Pick out each line below containing "value".
◆ ◆ ◆ ◆
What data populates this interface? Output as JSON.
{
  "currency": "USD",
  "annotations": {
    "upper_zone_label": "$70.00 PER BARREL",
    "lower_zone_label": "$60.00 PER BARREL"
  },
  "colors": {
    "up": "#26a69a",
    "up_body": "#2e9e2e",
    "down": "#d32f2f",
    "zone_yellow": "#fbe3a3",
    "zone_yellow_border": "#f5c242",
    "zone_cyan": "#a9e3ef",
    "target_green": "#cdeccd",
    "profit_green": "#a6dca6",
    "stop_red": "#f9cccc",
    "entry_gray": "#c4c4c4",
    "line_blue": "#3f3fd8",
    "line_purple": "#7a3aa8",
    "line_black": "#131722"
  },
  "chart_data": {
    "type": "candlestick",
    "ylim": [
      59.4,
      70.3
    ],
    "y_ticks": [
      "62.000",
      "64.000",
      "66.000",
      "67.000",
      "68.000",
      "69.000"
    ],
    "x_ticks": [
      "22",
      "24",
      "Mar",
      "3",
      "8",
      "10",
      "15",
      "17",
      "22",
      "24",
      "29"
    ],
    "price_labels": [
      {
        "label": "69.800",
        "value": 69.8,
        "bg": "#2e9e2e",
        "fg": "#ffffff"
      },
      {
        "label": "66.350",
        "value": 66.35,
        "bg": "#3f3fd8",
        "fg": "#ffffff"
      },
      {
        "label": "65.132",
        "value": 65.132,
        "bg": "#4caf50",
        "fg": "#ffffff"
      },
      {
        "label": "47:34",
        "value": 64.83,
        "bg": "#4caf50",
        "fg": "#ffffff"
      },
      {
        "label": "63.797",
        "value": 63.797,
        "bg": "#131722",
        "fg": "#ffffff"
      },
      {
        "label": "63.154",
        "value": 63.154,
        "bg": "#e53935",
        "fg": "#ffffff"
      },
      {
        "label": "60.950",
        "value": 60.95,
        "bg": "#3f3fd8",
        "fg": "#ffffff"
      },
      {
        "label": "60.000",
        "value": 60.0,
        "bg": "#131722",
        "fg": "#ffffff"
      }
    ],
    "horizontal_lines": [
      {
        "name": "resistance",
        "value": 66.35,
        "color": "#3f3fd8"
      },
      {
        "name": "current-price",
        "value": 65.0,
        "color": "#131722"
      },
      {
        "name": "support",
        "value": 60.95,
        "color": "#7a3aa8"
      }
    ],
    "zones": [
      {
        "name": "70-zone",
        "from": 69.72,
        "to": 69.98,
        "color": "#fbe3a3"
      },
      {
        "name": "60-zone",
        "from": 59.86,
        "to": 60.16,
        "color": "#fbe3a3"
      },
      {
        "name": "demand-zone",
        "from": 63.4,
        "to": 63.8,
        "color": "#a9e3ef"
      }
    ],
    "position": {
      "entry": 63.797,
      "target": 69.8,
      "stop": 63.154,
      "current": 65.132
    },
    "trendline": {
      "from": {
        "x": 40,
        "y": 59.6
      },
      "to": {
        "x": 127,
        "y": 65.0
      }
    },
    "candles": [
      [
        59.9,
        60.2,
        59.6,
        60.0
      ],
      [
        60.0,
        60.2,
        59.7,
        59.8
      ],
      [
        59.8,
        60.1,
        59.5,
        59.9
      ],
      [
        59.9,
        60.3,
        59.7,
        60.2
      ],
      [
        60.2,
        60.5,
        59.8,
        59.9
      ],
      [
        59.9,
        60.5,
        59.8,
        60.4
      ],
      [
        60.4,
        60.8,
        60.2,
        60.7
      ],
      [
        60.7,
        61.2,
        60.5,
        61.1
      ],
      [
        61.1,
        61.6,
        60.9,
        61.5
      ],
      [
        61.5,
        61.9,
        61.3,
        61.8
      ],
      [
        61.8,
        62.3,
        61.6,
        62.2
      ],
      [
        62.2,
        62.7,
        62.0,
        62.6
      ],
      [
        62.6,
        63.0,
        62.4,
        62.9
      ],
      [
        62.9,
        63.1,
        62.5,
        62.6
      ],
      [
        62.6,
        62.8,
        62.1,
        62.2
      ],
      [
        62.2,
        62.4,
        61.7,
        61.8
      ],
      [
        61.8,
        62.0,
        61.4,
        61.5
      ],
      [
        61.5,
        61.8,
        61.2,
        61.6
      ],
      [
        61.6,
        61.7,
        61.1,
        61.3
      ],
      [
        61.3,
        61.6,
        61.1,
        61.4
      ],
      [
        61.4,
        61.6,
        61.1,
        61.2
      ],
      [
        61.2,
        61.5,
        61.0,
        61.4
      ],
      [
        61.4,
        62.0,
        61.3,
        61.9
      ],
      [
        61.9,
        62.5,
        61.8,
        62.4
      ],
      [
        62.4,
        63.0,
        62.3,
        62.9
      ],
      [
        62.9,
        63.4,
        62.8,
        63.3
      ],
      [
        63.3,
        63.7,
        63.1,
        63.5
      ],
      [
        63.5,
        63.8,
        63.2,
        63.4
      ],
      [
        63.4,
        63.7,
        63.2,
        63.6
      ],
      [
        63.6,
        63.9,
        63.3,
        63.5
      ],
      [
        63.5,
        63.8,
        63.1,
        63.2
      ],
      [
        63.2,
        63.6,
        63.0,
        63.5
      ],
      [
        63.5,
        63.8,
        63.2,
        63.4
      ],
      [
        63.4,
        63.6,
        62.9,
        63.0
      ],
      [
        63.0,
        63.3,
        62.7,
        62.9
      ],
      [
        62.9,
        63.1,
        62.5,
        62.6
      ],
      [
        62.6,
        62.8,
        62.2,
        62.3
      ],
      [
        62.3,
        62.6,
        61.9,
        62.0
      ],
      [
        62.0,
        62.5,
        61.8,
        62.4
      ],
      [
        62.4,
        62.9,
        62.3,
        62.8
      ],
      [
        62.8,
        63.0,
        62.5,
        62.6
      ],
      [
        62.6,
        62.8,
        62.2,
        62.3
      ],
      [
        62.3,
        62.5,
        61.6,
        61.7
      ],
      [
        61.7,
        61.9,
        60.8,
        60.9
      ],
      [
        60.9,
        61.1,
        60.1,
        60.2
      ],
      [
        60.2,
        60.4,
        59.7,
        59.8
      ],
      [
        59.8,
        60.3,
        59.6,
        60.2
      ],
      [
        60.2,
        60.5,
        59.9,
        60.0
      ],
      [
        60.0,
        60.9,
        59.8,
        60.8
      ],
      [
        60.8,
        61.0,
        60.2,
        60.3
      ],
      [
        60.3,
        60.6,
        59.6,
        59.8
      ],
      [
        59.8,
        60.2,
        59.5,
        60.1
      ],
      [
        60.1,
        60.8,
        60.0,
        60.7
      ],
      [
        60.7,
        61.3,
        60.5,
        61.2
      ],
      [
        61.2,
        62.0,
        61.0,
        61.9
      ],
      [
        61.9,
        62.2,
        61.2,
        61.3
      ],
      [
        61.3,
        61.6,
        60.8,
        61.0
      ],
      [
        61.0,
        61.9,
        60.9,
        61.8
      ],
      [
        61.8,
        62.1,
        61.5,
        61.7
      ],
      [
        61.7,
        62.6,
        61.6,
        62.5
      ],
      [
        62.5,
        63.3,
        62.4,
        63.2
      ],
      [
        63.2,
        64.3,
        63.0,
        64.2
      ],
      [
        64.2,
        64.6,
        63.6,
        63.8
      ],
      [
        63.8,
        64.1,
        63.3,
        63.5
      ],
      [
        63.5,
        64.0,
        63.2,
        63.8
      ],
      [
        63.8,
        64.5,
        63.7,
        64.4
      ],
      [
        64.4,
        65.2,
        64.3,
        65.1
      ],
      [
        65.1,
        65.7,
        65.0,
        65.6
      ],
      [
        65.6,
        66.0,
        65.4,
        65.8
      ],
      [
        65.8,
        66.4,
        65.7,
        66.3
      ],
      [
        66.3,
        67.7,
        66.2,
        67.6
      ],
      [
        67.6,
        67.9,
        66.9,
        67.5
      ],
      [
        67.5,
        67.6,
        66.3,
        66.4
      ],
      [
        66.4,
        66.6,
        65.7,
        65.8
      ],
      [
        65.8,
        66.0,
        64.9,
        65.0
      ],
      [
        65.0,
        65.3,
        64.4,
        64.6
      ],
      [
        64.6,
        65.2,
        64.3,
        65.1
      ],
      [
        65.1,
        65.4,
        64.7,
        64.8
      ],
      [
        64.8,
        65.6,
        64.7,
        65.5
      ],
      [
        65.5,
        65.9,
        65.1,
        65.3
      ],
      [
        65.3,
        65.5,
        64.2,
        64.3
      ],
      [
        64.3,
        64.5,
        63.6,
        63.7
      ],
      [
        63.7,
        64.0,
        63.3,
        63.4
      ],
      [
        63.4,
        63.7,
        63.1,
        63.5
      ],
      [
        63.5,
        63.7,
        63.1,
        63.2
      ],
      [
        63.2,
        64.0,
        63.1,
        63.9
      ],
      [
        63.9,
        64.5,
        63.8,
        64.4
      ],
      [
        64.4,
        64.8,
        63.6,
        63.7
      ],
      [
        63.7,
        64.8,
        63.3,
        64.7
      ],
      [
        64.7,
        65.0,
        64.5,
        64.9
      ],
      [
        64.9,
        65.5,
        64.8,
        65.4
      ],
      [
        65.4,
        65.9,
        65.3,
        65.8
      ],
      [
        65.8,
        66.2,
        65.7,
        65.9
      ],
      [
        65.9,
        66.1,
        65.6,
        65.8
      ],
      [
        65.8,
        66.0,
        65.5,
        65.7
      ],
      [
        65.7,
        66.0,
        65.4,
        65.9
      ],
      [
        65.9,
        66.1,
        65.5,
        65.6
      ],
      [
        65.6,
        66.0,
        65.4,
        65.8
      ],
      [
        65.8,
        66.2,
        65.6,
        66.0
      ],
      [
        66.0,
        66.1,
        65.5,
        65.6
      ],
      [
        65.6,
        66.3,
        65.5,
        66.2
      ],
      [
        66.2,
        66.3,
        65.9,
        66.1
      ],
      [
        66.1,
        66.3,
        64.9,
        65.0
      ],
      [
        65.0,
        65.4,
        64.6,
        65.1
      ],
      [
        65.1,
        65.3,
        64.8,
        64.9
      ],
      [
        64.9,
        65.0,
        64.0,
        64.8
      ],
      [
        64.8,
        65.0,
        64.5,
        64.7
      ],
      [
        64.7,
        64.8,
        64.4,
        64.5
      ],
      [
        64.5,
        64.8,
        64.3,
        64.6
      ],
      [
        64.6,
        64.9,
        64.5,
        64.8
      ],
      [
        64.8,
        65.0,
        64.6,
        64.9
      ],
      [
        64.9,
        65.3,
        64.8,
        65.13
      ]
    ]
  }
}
◆ ◆ ◆ ◆
**The solution:**
        "value": 69.8,
        "value": 66.35,
        "value": 65.132,
        "value": 64.83,
        "value": 63.797,
        "value": 63.154,
        "value": 60.95,
        "value": 60.0,
        "value": 66.35,
        "value": 65.0,
        "value": 60.95,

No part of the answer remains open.